THE REQUEST: Using the records provided below, locate and copy each line that contains the word "Реконструкция".

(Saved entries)
□ □ □ □

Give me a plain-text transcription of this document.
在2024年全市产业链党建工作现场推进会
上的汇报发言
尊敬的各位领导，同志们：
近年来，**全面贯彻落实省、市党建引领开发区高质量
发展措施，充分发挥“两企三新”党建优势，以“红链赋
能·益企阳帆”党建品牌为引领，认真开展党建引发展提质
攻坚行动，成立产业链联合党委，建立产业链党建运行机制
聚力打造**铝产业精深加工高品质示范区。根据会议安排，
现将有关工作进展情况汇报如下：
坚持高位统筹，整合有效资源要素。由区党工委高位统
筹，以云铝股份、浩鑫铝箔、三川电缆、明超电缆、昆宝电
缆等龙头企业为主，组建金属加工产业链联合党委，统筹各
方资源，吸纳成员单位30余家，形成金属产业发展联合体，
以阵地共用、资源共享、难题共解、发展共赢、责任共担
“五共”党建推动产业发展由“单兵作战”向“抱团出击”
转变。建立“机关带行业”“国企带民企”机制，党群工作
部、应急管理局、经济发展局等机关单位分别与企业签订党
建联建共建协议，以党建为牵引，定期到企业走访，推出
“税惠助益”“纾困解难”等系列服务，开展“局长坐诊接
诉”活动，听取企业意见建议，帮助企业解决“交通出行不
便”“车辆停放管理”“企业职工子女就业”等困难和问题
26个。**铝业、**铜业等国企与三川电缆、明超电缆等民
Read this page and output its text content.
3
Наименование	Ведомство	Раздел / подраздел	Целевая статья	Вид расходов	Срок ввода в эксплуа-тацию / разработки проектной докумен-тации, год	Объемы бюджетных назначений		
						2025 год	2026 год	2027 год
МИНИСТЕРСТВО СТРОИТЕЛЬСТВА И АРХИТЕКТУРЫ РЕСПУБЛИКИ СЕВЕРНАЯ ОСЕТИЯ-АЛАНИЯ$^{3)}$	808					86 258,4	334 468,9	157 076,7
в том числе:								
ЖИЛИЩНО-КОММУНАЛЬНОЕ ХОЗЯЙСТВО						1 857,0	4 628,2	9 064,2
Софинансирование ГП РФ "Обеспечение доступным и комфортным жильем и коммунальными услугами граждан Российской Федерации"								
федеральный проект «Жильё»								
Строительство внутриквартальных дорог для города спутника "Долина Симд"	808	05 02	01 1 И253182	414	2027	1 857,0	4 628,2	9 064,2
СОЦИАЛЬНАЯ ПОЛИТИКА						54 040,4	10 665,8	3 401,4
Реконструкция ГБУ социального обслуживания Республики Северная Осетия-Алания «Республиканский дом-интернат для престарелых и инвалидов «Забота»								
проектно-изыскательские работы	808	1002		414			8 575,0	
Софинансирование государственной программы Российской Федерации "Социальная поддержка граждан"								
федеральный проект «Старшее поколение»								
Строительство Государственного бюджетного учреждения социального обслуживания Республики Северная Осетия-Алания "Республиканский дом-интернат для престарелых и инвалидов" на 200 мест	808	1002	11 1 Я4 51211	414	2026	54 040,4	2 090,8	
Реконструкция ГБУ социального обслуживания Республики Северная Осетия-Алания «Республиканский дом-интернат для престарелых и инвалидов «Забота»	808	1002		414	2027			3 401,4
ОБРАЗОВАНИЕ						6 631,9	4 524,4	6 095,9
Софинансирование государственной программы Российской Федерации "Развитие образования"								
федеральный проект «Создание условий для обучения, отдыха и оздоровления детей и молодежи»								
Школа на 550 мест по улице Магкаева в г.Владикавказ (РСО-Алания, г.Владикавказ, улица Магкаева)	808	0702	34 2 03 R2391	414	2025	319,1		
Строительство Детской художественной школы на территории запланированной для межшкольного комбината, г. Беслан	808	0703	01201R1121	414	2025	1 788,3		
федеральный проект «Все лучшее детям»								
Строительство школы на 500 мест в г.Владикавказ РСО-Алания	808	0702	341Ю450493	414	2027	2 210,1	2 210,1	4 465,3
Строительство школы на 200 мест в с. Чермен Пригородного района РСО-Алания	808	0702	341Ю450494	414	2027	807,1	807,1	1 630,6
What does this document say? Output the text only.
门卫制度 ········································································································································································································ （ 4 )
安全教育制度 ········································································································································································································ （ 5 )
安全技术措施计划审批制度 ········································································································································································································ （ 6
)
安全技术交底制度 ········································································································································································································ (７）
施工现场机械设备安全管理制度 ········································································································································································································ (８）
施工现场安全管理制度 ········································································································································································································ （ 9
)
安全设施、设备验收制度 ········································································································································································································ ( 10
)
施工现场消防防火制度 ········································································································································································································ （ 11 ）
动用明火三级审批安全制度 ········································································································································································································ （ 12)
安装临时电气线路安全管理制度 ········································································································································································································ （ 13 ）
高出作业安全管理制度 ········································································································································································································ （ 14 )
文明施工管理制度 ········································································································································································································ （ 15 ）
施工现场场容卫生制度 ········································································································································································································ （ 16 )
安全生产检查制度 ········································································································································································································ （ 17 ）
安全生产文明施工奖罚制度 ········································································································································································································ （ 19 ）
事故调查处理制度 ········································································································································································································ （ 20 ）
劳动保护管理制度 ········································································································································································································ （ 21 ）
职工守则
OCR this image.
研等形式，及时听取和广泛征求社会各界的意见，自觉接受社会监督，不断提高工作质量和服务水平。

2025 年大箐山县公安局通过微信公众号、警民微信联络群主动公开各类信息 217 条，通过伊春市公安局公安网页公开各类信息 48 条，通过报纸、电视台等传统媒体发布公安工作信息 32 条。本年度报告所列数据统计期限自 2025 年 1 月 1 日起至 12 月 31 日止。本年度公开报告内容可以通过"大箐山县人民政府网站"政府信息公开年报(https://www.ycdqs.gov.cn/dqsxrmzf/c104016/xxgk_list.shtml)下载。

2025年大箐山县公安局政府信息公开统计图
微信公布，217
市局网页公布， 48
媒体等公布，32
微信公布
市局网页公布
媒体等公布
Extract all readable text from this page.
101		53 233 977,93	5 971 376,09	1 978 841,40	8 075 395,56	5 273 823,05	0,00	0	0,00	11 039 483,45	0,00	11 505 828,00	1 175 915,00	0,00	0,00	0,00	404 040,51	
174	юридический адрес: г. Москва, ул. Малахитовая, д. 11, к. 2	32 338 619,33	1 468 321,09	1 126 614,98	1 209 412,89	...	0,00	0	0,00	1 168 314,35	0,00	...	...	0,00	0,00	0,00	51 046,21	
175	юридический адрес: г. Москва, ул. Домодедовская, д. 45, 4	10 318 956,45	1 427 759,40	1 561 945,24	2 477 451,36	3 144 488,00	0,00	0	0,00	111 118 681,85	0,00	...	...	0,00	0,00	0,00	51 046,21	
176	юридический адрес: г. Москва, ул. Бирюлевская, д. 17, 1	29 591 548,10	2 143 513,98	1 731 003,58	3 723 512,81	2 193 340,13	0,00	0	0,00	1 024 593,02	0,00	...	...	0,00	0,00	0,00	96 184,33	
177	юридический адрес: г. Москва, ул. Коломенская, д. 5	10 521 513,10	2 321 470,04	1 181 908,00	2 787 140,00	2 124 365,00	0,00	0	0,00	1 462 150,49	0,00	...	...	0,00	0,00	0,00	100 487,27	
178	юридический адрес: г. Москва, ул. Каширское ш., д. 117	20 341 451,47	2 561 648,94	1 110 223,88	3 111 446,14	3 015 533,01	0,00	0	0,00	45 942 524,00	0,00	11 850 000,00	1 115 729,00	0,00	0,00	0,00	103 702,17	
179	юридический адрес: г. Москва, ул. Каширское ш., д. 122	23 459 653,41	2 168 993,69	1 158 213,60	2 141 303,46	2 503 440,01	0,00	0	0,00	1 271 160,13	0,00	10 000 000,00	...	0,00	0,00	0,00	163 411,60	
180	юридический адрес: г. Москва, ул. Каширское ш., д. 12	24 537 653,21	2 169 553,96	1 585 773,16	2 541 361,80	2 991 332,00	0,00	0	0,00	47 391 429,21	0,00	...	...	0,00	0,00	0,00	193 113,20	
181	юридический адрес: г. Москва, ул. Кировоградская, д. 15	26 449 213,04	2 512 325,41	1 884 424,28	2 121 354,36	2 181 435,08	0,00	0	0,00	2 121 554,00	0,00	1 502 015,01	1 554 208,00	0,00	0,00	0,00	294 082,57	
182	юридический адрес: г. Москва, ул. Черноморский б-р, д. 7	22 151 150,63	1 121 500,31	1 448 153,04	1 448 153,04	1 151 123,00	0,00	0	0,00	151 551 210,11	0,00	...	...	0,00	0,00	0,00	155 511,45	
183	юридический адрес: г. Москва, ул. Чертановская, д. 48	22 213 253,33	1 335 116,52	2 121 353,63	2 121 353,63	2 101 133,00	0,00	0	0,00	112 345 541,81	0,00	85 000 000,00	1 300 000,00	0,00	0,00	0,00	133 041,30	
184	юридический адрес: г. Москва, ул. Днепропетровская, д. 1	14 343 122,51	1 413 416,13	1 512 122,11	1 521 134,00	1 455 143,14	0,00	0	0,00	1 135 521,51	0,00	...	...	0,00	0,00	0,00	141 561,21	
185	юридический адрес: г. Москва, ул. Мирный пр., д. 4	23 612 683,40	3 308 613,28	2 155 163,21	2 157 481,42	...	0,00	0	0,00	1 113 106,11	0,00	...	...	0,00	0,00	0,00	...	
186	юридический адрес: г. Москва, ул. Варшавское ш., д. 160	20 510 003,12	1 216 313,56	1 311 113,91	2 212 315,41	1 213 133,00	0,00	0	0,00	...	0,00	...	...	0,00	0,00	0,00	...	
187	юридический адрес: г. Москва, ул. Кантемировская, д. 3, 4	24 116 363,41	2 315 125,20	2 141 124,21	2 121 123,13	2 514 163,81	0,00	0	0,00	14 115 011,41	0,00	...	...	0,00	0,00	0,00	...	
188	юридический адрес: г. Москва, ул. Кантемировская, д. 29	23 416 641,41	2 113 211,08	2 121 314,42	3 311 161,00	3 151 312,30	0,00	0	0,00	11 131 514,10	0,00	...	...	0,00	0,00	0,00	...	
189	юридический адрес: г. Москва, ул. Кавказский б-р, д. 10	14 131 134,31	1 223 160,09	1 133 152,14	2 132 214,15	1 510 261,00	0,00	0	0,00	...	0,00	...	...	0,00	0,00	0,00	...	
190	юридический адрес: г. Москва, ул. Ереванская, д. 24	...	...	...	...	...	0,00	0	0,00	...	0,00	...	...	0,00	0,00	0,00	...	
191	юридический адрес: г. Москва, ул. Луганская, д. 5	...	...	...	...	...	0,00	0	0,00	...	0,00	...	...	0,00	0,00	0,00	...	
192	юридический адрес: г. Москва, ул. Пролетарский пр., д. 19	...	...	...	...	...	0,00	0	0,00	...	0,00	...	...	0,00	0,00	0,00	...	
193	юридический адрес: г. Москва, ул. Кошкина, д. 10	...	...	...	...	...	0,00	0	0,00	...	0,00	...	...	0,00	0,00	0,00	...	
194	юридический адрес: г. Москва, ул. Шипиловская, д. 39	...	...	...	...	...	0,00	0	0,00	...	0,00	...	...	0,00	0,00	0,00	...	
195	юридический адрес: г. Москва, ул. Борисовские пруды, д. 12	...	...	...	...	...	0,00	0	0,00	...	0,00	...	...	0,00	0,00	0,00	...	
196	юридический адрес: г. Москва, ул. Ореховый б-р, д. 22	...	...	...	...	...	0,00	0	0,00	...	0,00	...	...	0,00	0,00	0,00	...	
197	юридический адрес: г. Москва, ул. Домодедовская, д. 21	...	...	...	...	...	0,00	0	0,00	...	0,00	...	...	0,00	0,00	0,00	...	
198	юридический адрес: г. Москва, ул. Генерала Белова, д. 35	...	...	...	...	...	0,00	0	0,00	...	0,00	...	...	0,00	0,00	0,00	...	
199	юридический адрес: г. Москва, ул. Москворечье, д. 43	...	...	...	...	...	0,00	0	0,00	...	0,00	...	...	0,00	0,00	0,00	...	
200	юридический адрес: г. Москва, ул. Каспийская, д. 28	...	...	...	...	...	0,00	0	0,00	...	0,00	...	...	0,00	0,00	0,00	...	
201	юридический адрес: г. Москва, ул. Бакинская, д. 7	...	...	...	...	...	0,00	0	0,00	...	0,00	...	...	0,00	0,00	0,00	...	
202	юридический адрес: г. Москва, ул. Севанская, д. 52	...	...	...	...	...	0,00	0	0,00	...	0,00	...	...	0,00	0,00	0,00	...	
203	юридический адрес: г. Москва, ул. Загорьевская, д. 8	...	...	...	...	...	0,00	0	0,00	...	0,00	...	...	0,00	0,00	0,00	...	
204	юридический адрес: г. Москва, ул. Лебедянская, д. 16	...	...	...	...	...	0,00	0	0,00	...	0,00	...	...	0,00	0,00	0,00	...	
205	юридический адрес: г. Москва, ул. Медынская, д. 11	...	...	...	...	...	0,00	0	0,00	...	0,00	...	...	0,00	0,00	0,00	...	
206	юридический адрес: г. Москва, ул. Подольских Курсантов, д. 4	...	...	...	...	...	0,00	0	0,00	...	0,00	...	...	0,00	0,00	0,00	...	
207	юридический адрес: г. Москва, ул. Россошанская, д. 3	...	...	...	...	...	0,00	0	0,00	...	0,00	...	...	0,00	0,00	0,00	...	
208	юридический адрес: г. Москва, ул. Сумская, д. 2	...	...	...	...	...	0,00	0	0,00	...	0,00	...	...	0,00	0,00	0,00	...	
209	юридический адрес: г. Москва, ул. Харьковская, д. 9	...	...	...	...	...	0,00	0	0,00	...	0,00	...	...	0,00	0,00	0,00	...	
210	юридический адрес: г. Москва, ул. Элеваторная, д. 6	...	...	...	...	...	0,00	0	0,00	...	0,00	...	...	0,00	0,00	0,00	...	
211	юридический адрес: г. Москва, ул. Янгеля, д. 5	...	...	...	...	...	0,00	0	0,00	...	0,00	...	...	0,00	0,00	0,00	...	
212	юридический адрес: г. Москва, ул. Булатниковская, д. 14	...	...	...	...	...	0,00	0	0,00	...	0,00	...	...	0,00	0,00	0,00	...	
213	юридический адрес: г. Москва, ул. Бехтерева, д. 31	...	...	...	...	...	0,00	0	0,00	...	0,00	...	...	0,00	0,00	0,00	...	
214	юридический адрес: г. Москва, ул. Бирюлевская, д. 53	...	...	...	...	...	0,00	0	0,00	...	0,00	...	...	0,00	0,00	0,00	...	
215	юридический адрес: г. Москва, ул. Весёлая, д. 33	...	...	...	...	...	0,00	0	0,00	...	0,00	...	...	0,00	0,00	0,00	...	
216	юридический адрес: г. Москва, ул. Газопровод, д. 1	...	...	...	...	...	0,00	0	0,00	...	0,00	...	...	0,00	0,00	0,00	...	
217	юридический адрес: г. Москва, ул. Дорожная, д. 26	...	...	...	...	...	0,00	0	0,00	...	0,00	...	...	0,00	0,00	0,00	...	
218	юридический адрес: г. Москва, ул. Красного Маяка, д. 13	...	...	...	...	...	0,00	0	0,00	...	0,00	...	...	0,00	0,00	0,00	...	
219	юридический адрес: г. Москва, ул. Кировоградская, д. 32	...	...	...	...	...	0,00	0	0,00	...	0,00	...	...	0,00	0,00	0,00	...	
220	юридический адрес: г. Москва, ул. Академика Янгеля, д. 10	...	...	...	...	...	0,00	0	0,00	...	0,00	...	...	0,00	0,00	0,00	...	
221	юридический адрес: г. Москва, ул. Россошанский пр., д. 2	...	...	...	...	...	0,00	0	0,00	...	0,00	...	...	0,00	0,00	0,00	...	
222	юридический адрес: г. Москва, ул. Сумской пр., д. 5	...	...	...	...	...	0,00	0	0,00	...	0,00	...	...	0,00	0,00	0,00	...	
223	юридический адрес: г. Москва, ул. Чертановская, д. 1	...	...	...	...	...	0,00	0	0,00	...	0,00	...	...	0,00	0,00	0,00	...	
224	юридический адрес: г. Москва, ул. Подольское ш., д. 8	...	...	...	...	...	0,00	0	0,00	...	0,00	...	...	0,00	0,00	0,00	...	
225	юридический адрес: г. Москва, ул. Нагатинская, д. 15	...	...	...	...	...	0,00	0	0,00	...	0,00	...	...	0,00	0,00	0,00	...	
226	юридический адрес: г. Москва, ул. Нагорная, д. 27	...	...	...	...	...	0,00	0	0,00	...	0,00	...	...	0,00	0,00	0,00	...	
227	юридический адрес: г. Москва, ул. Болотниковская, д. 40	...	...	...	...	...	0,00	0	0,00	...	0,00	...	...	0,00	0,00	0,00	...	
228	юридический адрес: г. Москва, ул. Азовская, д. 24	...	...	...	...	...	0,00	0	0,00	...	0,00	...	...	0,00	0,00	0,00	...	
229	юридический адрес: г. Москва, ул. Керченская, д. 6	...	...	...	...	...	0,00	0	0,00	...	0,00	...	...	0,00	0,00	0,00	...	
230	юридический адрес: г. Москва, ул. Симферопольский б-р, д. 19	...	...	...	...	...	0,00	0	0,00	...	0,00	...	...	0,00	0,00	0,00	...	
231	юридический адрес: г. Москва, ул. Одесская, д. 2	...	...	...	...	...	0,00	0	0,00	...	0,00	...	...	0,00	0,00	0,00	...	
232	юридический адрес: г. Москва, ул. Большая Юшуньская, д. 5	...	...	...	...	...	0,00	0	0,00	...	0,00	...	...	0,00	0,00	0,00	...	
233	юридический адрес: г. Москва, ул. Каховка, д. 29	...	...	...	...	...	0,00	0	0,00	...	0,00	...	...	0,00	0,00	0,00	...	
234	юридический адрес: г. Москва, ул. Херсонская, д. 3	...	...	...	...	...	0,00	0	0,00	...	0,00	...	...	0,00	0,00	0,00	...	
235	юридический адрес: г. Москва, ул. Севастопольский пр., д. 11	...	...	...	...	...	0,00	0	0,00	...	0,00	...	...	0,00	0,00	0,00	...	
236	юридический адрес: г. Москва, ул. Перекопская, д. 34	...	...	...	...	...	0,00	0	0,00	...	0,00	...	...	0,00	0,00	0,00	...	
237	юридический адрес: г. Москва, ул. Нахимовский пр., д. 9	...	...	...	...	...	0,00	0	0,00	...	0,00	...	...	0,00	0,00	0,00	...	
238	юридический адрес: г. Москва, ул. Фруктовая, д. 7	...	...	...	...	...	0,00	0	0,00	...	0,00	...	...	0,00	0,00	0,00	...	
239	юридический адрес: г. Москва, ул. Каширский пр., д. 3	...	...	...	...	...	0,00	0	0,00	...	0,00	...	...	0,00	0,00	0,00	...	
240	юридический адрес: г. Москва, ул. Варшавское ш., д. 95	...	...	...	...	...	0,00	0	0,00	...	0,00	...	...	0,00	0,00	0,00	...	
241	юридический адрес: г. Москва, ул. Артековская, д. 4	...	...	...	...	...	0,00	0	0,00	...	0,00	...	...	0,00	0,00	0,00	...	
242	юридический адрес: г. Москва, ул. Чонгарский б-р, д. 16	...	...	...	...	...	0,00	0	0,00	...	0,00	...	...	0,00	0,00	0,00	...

□ □ □ □

EXERCISE OUTPUT:
Реконструкция ГБУ социального обслуживания Республики Северная Осетия-Алания «Республиканский дом-интернат для престарелых и инвалидов «Забота»								
Реконструкция ГБУ социального обслуживания Республики Северная Осетия-Алания «Республиканский дом-интернат для престарелых и инвалидов «Забота»	808	1002		414	2027			3 401,4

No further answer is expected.